-- AIM --
Omit every picture and return the rest of the data unaltered.

-- Data excerpts --
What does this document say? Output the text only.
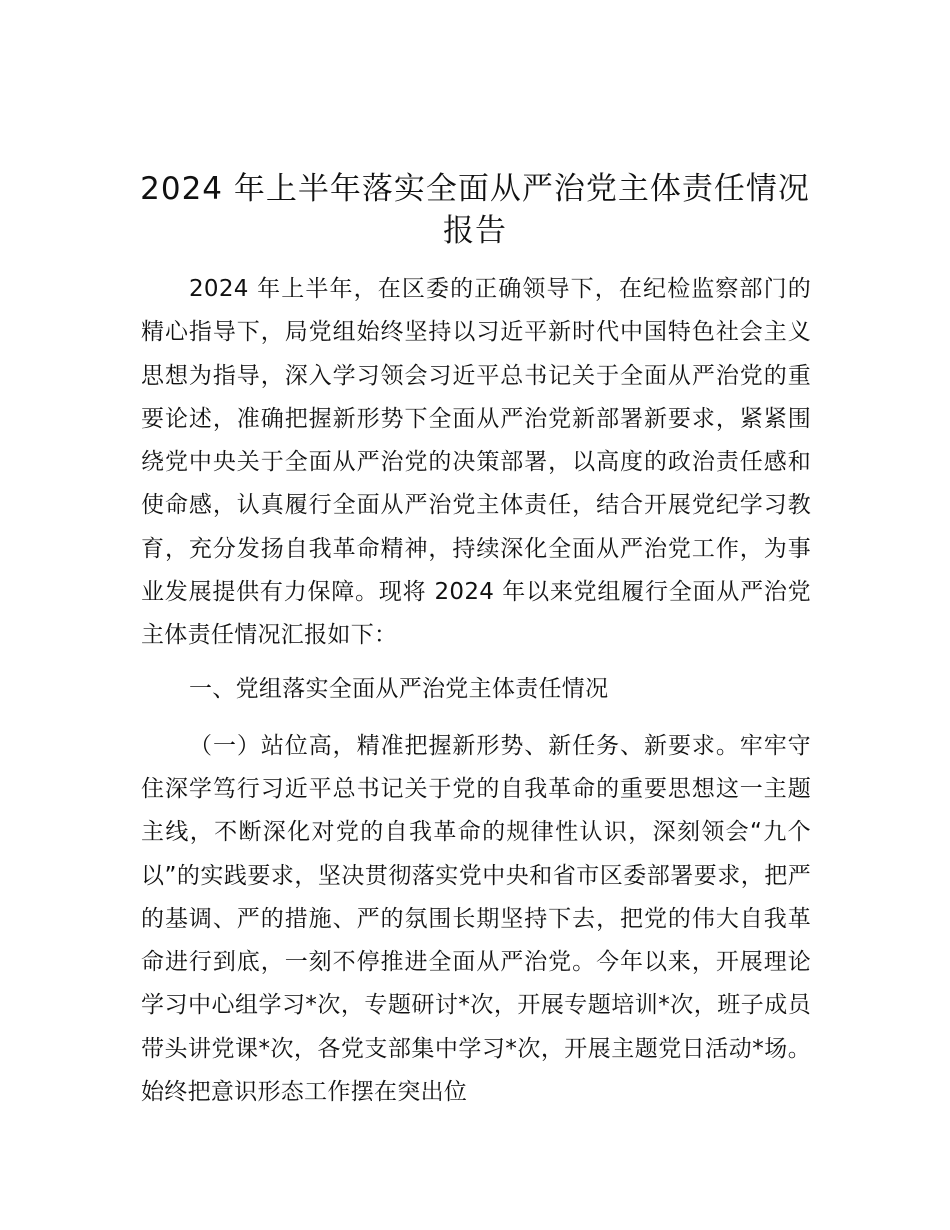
2024 年上半年落实全面从严治党主体责任情况报告

2024 年上半年，在区委的正确领导下，在纪检监察部门的精心指导下，局党组始终坚持以习近平新时代中国特色社会主义思想为指导，深入学习领会习近平总书记关于全面从严治党的重要论述，准确把握新形势下全面从严治党新部署新要求，紧紧围绕党中央关于全面从严治党的决策部署，以高度的政治责任感和使命感，认真履行全面从严治党主体责任，结合开展党纪学习教育，充分发扬自我革命精神，持续深化全面从严治党工作，为事业发展提供有力保障。现将 2024 年以来党组履行全面从严治党主体责任情况汇报如下：

一、党组落实全面从严治党主体责任情况

（一）站位高，精准把握新形势、新任务、新要求。牢牢守住深学笃行习近平总书记关于党的自我革命的重要思想这一主题主线，不断深化对党的自我革命的规律性认识，深刻领会“九个以”的实践要求，坚决贯彻落实党中央和省市区委部署要求，把严的基调、严的措施、严的氛围长期坚持下去，把党的伟大自我革命进行到底，一刻不停推进全面从严治党。今年以来，开展理论学习中心组学习*次，专题研讨*次，开展专题培训*次，班子成员带头讲党课*次，各党支部集中学习*次，开展主题党日活动*场。始终把意识形态工作摆在突出位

-- TASK OUTPUT --
What does this document say? Output the text only.
2024 年上半年落实全面从严治党主体责任情况报告

2024 年上半年，在区委的正确领导下，在纪检监察部门的精心指导下，局党组始终坚持以习近平新时代中国特色社会主义思想为指导，深入学习领会习近平总书记关于全面从严治党的重要论述，准确把握新形势下全面从严治党新部署新要求，紧紧围绕党中央关于全面从严治党的决策部署，以高度的政治责任感和使命感，认真履行全面从严治党主体责任，结合开展党纪学习教育，充分发扬自我革命精神，持续深化全面从严治党工作，为事业发展提供有力保障。现将 2024 年以来党组履行全面从严治党主体责任情况汇报如下：

一、党组落实全面从严治党主体责任情况

（一）站位高，精准把握新形势、新任务、新要求。牢牢守住深学笃行习近平总书记关于党的自我革命的重要思想这一主题主线，不断深化对党的自我革命的规律性认识，深刻领会“九个以”的实践要求，坚决贯彻落实党中央和省市区委部署要求，把严的基调、严的措施、严的氛围长期坚持下去，把党的伟大自我革命进行到底，一刻不停推进全面从严治党。今年以来，开展理论学习中心组学习*次，专题研讨*次，开展专题培训*次，班子成员带头讲党课*次，各党支部集中学习*次，开展主题党日活动*场。始终把意识形态工作摆在突出位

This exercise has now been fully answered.